Each line of the listing must be transcribed exactly, except for the images, which should be excluded.

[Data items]
— Start —

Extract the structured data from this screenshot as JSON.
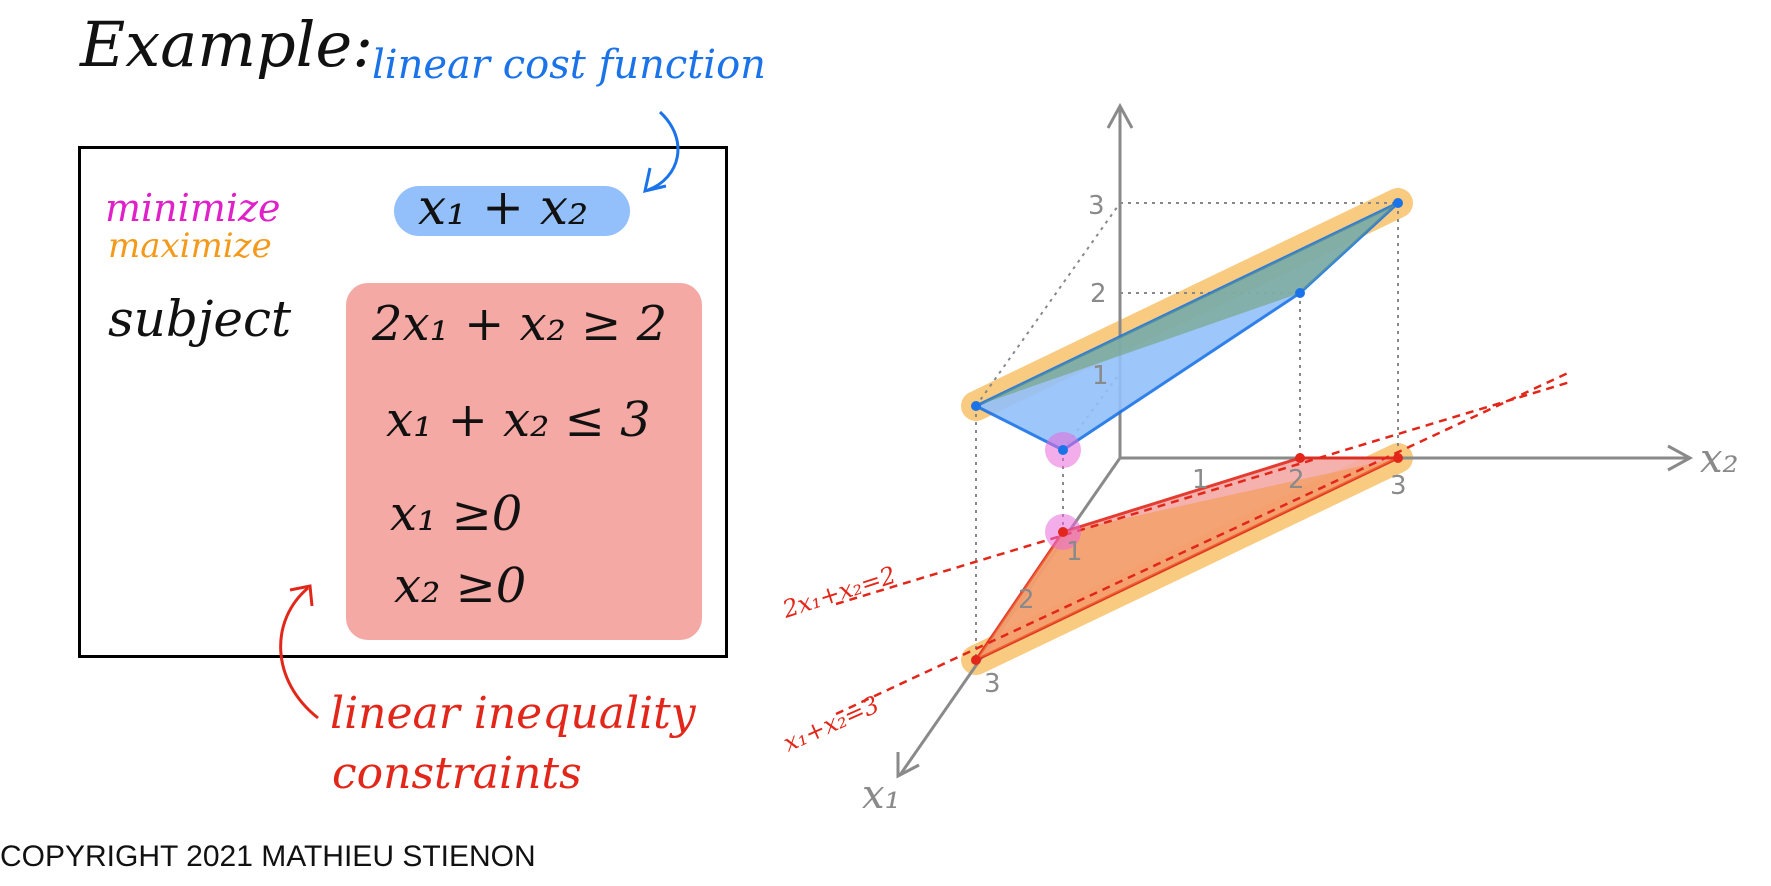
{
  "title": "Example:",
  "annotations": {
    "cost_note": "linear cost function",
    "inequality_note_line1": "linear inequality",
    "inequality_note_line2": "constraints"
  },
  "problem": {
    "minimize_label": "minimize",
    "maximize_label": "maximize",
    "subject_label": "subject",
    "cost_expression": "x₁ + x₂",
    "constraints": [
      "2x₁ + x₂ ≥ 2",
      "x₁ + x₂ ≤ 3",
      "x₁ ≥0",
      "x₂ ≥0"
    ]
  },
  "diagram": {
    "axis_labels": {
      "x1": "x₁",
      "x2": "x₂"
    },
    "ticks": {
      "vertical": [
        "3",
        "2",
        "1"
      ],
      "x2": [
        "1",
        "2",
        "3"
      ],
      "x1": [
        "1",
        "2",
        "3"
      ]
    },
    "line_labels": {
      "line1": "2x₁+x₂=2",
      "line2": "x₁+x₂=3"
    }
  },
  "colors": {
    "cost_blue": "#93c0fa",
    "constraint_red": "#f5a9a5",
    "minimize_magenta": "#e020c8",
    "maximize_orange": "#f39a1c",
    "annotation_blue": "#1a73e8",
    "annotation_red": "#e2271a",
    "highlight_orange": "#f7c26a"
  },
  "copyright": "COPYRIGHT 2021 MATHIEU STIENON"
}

— End —

### SOLVED EXERCISE
Extract the structured data from this screenshot as JSON.
{
  "title": "Example:",
  "annotations": {
    "cost_note": "linear cost function",
    "inequality_note_line1": "linear inequality",
    "inequality_note_line2": "constraints"
  },
  "problem": {
    "minimize_label": "minimize",
    "maximize_label": "maximize",
    "subject_label": "subject",
    "cost_expression": "x₁ + x₂",
    "constraints": [
      "2x₁ + x₂ ≥ 2",
      "x₁ + x₂ ≤ 3",
      "x₁ ≥0",
      "x₂ ≥0"
    ]
  },
  "diagram": {
    "axis_labels": {
      "x1": "x₁",
      "x2": "x₂"
    },
    "ticks": {
      "vertical": [
        "3",
        "2",
        "1"
      ],
      "x2": [
        "1",
        "2",
        "3"
      ],
      "x1": [
        "1",
        "2",
        "3"
      ]
    },
    "line_labels": {
      "line1": "2x₁+x₂=2",
      "line2": "x₁+x₂=3"
    }
  },
  "colors": {
    "cost_blue": "#93c0fa",
    "constraint_red": "#f5a9a5",
    "minimize_magenta": "#e020c8",
    "maximize_orange": "#f39a1c",
    "annotation_blue": "#1a73e8",
    "annotation_red": "#e2271a",
    "highlight_orange": "#f7c26a"
  },
  "copyright": "COPYRIGHT 2021 MATHIEU STIENON"
}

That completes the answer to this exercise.